To be done: Output all the entries word for word. Omit the pictures.

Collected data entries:
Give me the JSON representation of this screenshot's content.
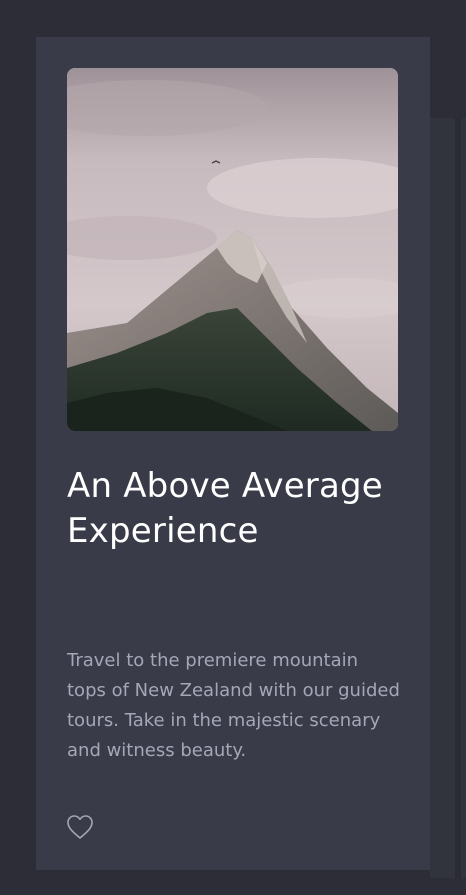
{
  "card": {
    "image_alt": "Mountain peak under a cloudy sky",
    "title": "An Above Average Experience",
    "description": "Travel to the premiere mountain tops of New Zealand with our guided tours. Take in the majestic scenary and witness beauty.",
    "like_icon": "heart-outline-icon"
  },
  "colors": {
    "background": "#2c2d36",
    "card": "#393b48",
    "title": "#ffffff",
    "text": "#a5a6b8",
    "icon": "#a5a6b8"
  }
}
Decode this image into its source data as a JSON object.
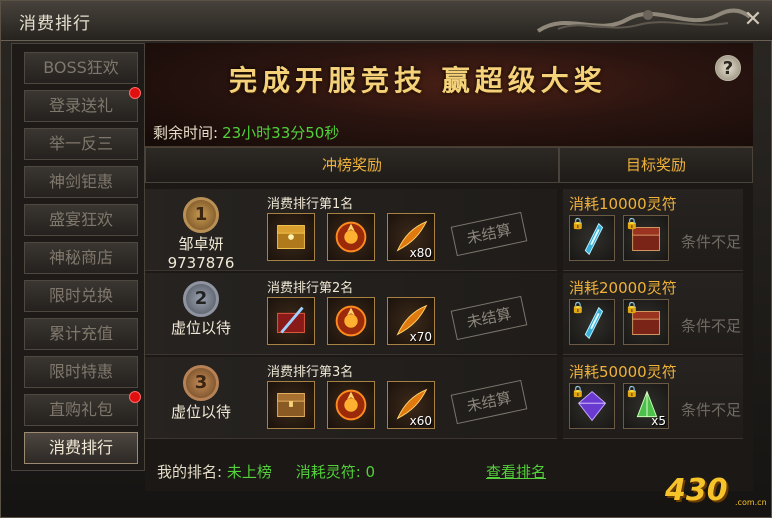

Solution to the problem:
Give me the JSON representation of this screenshot's content.
{
  "card": {
    "image_alt": "Mountain peak under a cloudy sky",
    "title": "An Above Average Experience",
    "description": "Travel to the premiere mountain tops of New Zealand with our guided tours. Take in the majestic scenary and witness beauty.",
    "like_icon": "heart-outline-icon"
  },
  "colors": {
    "background": "#2c2d36",
    "card": "#393b48",
    "title": "#ffffff",
    "text": "#a5a6b8",
    "icon": "#a5a6b8"
  }
}
Decode this image into its source data as a JSON object.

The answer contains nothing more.